(Data items)

============

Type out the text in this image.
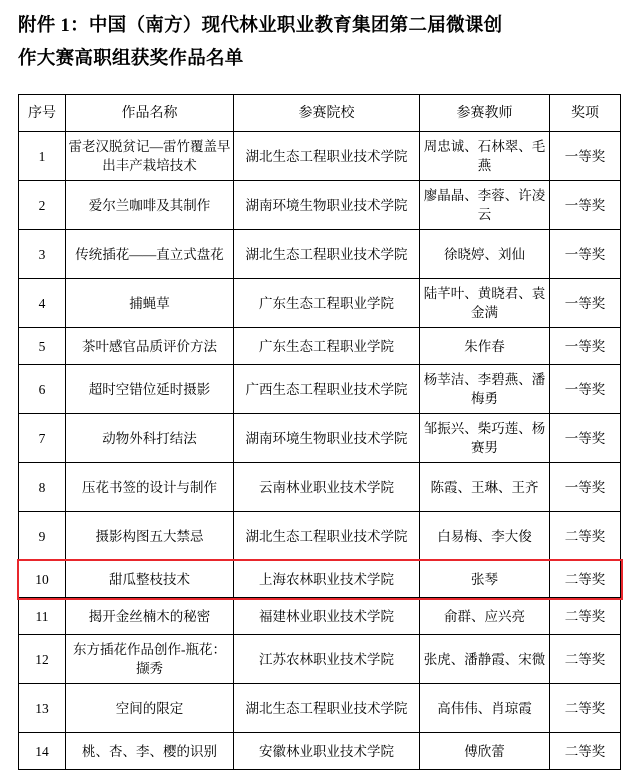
附件 1：中国（南方）现代林业职业教育集团第二届微课创
作大赛高职组获奖作品名单
序号	作品名称	参赛院校	参赛教师	奖项
1	雷老汉脱贫记—雷竹覆盖早出丰产栽培技术	湖北生态工程职业技术学院	周忠诚、石林翠、毛燕	一等奖
2	爱尔兰咖啡及其制作	湖南环境生物职业技术学院	廖晶晶、李蓉、许凌云	一等奖
3	传统插花——直立式盘花	湖北生态工程职业技术学院	徐晓婷、刘仙	一等奖
4	捕蝇草	广东生态工程职业学院	陆芊叶、黄晓君、袁金满	一等奖
5	茶叶感官品质评价方法	广东生态工程职业学院	朱作春	一等奖
6	超时空错位延时摄影	广西生态工程职业技术学院	杨莘洁、李碧燕、潘梅勇	一等奖
7	动物外科打结法	湖南环境生物职业技术学院	邹振兴、柴巧莲、杨赛男	一等奖
8	压花书签的设计与制作	云南林业职业技术学院	陈霞、王琳、王齐	一等奖
9	摄影构图五大禁忌	湖北生态工程职业技术学院	白易梅、李大俊	二等奖
10	甜瓜整枝技术	上海农林职业技术学院	张琴	二等奖
11	揭开金丝楠木的秘密	福建林业职业技术学院	俞群、应兴亮	二等奖
12	东方插花作品创作-瓶花：撷秀	江苏农林职业技术学院	张虎、潘静霞、宋微	二等奖
13	空间的限定	湖北生态工程职业技术学院	高伟伟、肖琼霞	二等奖
14	桃、杏、李、樱的识别	安徽林业职业技术学院	傅欣蕾	二等奖
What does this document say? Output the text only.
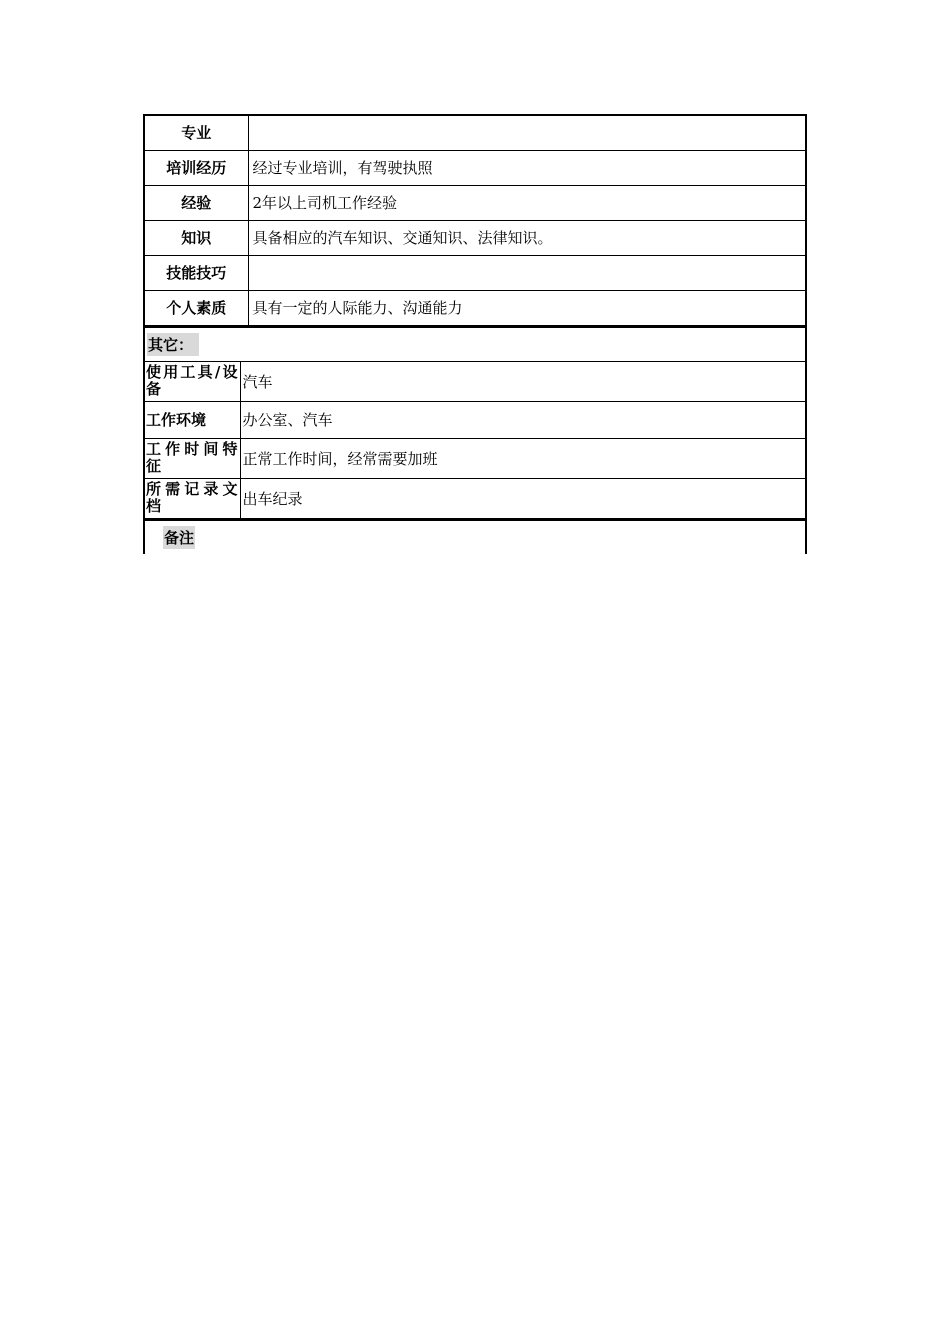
专业	
培训经历	经过专业培训，有驾驶执照
经验	2年以上司机工作经验
知识	具备相应的汽车知识、交通知识、法律知识。
技能技巧	
个人素质	具有一定的人际能力、沟通能力
其它：
使用工具/设备	汽车
工作环境	办公室、汽车
工作时间特征	正常工作时间，经常需要加班
所需记录文档	出车纪录
备注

============

- PROBLEM TO WORK ON -
Reproduce the entries exactly. Do not carry over any picture.

- SOLUTION -
Type out the text in this image.
附件 1：中国（南方）现代林业职业教育集团第二届微课创
作大赛高职组获奖作品名单
序号	作品名称	参赛院校	参赛教师	奖项
1	雷老汉脱贫记—雷竹覆盖早出丰产栽培技术	湖北生态工程职业技术学院	周忠诚、石林翠、毛燕	一等奖
2	爱尔兰咖啡及其制作	湖南环境生物职业技术学院	廖晶晶、李蓉、许凌云	一等奖
3	传统插花——直立式盘花	湖北生态工程职业技术学院	徐晓婷、刘仙	一等奖
4	捕蝇草	广东生态工程职业学院	陆芊叶、黄晓君、袁金满	一等奖
5	茶叶感官品质评价方法	广东生态工程职业学院	朱作春	一等奖
6	超时空错位延时摄影	广西生态工程职业技术学院	杨莘洁、李碧燕、潘梅勇	一等奖
7	动物外科打结法	湖南环境生物职业技术学院	邹振兴、柴巧莲、杨赛男	一等奖
8	压花书签的设计与制作	云南林业职业技术学院	陈霞、王琳、王齐	一等奖
9	摄影构图五大禁忌	湖北生态工程职业技术学院	白易梅、李大俊	二等奖
10	甜瓜整枝技术	上海农林职业技术学院	张琴	二等奖
11	揭开金丝楠木的秘密	福建林业职业技术学院	俞群、应兴亮	二等奖
12	东方插花作品创作-瓶花：撷秀	江苏农林职业技术学院	张虎、潘静霞、宋微	二等奖
13	空间的限定	湖北生态工程职业技术学院	高伟伟、肖琼霞	二等奖
14	桃、杏、李、樱的识别	安徽林业职业技术学院	傅欣蕾	二等奖
What does this document say? Output the text only.
专业	
培训经历	经过专业培训，有驾驶执照
经验	2年以上司机工作经验
知识	具备相应的汽车知识、交通知识、法律知识。
技能技巧	
个人素质	具有一定的人际能力、沟通能力
其它：
使用工具/设备	汽车
工作环境	办公室、汽车
工作时间特征	正常工作时间，经常需要加班
所需记录文档	出车纪录
备注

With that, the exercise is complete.